▶ TASK STATEMENT
Read the lines that follow and pick out every one containing the word "работы".

:: RECORDED DATA

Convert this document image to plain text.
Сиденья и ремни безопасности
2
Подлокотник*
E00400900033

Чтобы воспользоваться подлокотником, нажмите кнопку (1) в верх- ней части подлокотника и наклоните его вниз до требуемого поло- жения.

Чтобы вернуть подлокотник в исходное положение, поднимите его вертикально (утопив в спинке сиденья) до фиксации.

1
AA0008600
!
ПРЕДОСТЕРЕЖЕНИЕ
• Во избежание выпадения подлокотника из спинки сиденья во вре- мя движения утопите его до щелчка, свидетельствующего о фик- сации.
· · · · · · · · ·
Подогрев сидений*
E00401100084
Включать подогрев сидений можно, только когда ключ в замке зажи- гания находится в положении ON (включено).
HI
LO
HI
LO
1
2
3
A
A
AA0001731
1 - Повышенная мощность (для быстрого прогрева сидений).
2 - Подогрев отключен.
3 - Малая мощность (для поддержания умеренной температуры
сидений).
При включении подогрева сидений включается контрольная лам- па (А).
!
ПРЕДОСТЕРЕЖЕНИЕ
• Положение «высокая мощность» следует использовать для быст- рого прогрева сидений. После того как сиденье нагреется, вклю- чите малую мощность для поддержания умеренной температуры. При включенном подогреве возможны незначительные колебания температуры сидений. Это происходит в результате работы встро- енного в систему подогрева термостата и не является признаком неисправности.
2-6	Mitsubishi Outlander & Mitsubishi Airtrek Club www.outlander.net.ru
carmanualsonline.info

::::
:: RECORDED DATA

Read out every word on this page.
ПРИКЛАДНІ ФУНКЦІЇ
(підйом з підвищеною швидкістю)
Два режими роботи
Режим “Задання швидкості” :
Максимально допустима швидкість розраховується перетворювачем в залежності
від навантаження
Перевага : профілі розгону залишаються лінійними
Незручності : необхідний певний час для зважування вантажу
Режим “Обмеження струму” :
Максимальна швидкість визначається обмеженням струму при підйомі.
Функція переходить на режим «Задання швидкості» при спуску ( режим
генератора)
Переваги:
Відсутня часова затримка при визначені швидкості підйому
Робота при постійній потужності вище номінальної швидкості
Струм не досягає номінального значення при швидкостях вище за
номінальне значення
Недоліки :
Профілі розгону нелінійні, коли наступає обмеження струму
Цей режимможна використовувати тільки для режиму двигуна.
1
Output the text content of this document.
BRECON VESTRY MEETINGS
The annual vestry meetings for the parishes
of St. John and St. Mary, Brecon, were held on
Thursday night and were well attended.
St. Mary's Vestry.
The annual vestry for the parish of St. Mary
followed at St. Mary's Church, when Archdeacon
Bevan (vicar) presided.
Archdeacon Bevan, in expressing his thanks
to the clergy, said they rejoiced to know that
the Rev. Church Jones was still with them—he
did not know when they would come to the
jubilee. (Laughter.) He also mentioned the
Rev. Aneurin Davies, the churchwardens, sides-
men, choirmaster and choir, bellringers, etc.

::::
:: RECORDED DATA

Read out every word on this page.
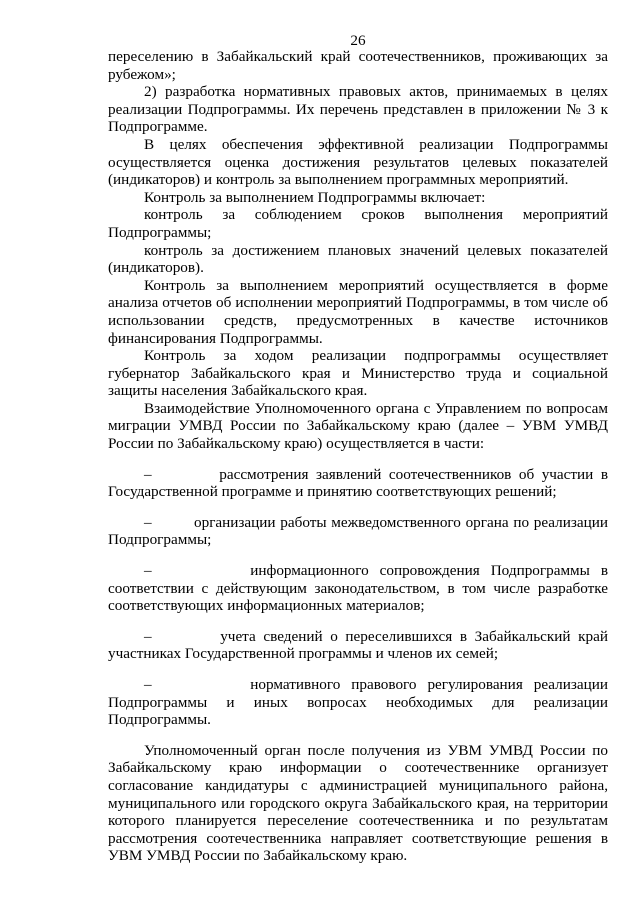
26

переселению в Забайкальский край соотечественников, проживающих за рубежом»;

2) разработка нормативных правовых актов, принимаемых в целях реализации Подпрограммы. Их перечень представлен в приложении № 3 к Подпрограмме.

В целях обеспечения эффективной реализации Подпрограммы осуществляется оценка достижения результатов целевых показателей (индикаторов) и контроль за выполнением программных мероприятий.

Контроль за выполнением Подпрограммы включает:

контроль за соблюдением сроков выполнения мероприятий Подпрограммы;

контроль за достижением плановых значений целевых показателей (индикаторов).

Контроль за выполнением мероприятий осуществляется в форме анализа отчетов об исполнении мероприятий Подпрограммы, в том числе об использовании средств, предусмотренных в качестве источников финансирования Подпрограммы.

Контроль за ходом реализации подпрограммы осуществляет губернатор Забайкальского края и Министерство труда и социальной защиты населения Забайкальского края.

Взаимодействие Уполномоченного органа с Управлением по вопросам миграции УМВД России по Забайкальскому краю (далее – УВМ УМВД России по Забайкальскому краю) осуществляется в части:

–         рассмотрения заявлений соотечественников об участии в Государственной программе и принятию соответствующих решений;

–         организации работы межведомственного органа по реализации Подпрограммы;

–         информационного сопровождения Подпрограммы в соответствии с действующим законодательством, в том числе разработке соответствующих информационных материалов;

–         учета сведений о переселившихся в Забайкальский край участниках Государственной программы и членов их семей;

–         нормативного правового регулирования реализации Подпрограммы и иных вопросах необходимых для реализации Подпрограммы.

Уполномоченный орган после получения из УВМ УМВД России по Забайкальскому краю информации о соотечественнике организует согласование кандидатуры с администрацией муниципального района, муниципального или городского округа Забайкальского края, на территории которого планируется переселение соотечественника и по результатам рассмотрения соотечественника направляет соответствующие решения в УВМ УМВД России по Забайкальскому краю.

::::

▶ WORKED ANSWER
• Положение «высокая мощность» следует использовать для быст- рого прогрева сидений. После того как сиденье нагреется, вклю- чите малую мощность для поддержания умеренной температуры. При включенном подогреве возможны незначительные колебания температуры сидений. Это происходит в результате работы встро- енного в систему подогрева термостата и не является признаком неисправности.
–         организации работы межведомственного органа по реализации Подпрограммы;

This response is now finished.